• AIM
Quote every line below exactly and skip any picture.

begin DATA ROWS

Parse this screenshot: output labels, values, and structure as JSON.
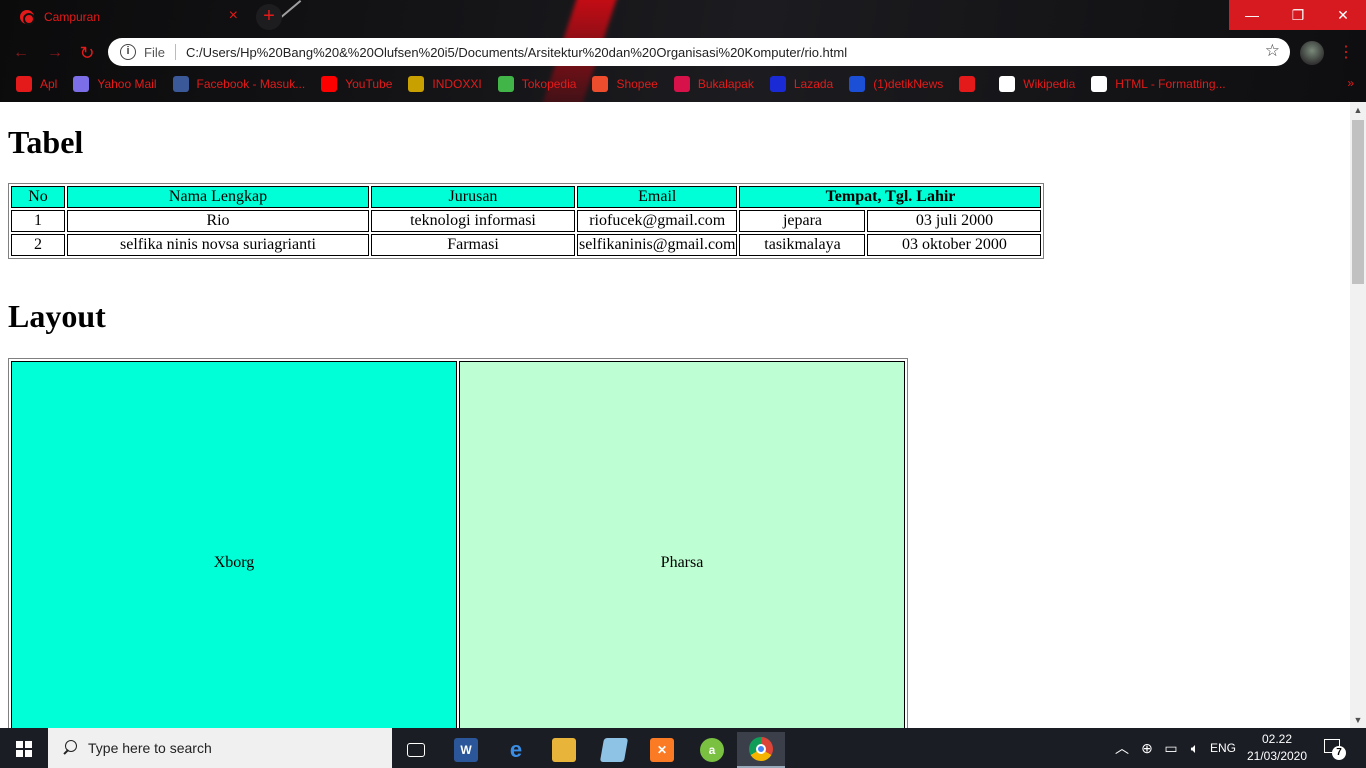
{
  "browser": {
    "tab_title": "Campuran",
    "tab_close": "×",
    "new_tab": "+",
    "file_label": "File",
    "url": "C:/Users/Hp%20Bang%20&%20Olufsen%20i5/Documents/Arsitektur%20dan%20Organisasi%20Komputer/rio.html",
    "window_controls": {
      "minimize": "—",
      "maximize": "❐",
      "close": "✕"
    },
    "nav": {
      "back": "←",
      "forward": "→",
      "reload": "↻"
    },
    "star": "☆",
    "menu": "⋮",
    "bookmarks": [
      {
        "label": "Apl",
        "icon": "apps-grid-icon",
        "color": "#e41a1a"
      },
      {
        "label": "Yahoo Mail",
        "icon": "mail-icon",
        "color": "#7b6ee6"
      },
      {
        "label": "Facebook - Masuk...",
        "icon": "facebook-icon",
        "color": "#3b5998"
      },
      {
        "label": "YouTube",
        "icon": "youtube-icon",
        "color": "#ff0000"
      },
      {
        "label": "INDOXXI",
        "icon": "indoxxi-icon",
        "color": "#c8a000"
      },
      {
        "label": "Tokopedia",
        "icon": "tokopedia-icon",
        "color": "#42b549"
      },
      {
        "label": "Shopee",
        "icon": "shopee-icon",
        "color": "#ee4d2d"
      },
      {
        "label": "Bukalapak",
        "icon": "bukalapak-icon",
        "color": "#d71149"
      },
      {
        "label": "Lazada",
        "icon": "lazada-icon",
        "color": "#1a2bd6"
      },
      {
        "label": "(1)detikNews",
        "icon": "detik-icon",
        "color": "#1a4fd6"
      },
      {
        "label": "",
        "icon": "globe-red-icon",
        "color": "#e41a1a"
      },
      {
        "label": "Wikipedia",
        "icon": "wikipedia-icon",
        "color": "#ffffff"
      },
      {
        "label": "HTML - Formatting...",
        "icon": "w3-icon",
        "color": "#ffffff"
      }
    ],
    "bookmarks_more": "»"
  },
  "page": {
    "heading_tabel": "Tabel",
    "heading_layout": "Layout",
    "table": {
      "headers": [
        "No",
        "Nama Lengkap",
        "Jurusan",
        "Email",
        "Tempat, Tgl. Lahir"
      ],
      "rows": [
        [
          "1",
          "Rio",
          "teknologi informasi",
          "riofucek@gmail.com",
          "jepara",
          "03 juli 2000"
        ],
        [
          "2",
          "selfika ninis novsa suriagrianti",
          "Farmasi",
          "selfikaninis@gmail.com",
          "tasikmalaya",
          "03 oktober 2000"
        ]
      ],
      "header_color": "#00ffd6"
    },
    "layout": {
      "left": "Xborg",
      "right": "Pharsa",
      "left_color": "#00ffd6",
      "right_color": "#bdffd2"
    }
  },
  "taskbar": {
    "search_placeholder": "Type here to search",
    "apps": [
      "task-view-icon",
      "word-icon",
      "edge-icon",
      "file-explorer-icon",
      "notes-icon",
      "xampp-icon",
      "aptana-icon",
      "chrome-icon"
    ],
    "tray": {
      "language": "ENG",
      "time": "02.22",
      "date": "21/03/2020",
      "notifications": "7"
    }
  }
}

end DATA ROWS

• THE COMPLETED TASK
Parse this screenshot: output labels, values, and structure as JSON.
{
  "browser": {
    "tab_title": "Campuran",
    "tab_close": "×",
    "new_tab": "+",
    "file_label": "File",
    "url": "C:/Users/Hp%20Bang%20&%20Olufsen%20i5/Documents/Arsitektur%20dan%20Organisasi%20Komputer/rio.html",
    "window_controls": {
      "minimize": "—",
      "maximize": "❐",
      "close": "✕"
    },
    "nav": {
      "back": "←",
      "forward": "→",
      "reload": "↻"
    },
    "star": "☆",
    "menu": "⋮",
    "bookmarks": [
      {
        "label": "Apl",
        "icon": "apps-grid-icon",
        "color": "#e41a1a"
      },
      {
        "label": "Yahoo Mail",
        "icon": "mail-icon",
        "color": "#7b6ee6"
      },
      {
        "label": "Facebook - Masuk...",
        "icon": "facebook-icon",
        "color": "#3b5998"
      },
      {
        "label": "YouTube",
        "icon": "youtube-icon",
        "color": "#ff0000"
      },
      {
        "label": "INDOXXI",
        "icon": "indoxxi-icon",
        "color": "#c8a000"
      },
      {
        "label": "Tokopedia",
        "icon": "tokopedia-icon",
        "color": "#42b549"
      },
      {
        "label": "Shopee",
        "icon": "shopee-icon",
        "color": "#ee4d2d"
      },
      {
        "label": "Bukalapak",
        "icon": "bukalapak-icon",
        "color": "#d71149"
      },
      {
        "label": "Lazada",
        "icon": "lazada-icon",
        "color": "#1a2bd6"
      },
      {
        "label": "(1)detikNews",
        "icon": "detik-icon",
        "color": "#1a4fd6"
      },
      {
        "label": "",
        "icon": "globe-red-icon",
        "color": "#e41a1a"
      },
      {
        "label": "Wikipedia",
        "icon": "wikipedia-icon",
        "color": "#ffffff"
      },
      {
        "label": "HTML - Formatting...",
        "icon": "w3-icon",
        "color": "#ffffff"
      }
    ],
    "bookmarks_more": "»"
  },
  "page": {
    "heading_tabel": "Tabel",
    "heading_layout": "Layout",
    "table": {
      "headers": [
        "No",
        "Nama Lengkap",
        "Jurusan",
        "Email",
        "Tempat, Tgl. Lahir"
      ],
      "rows": [
        [
          "1",
          "Rio",
          "teknologi informasi",
          "riofucek@gmail.com",
          "jepara",
          "03 juli 2000"
        ],
        [
          "2",
          "selfika ninis novsa suriagrianti",
          "Farmasi",
          "selfikaninis@gmail.com",
          "tasikmalaya",
          "03 oktober 2000"
        ]
      ],
      "header_color": "#00ffd6"
    },
    "layout": {
      "left": "Xborg",
      "right": "Pharsa",
      "left_color": "#00ffd6",
      "right_color": "#bdffd2"
    }
  },
  "taskbar": {
    "search_placeholder": "Type here to search",
    "apps": [
      "task-view-icon",
      "word-icon",
      "edge-icon",
      "file-explorer-icon",
      "notes-icon",
      "xampp-icon",
      "aptana-icon",
      "chrome-icon"
    ],
    "tray": {
      "language": "ENG",
      "time": "02.22",
      "date": "21/03/2020",
      "notifications": "7"
    }
  }
}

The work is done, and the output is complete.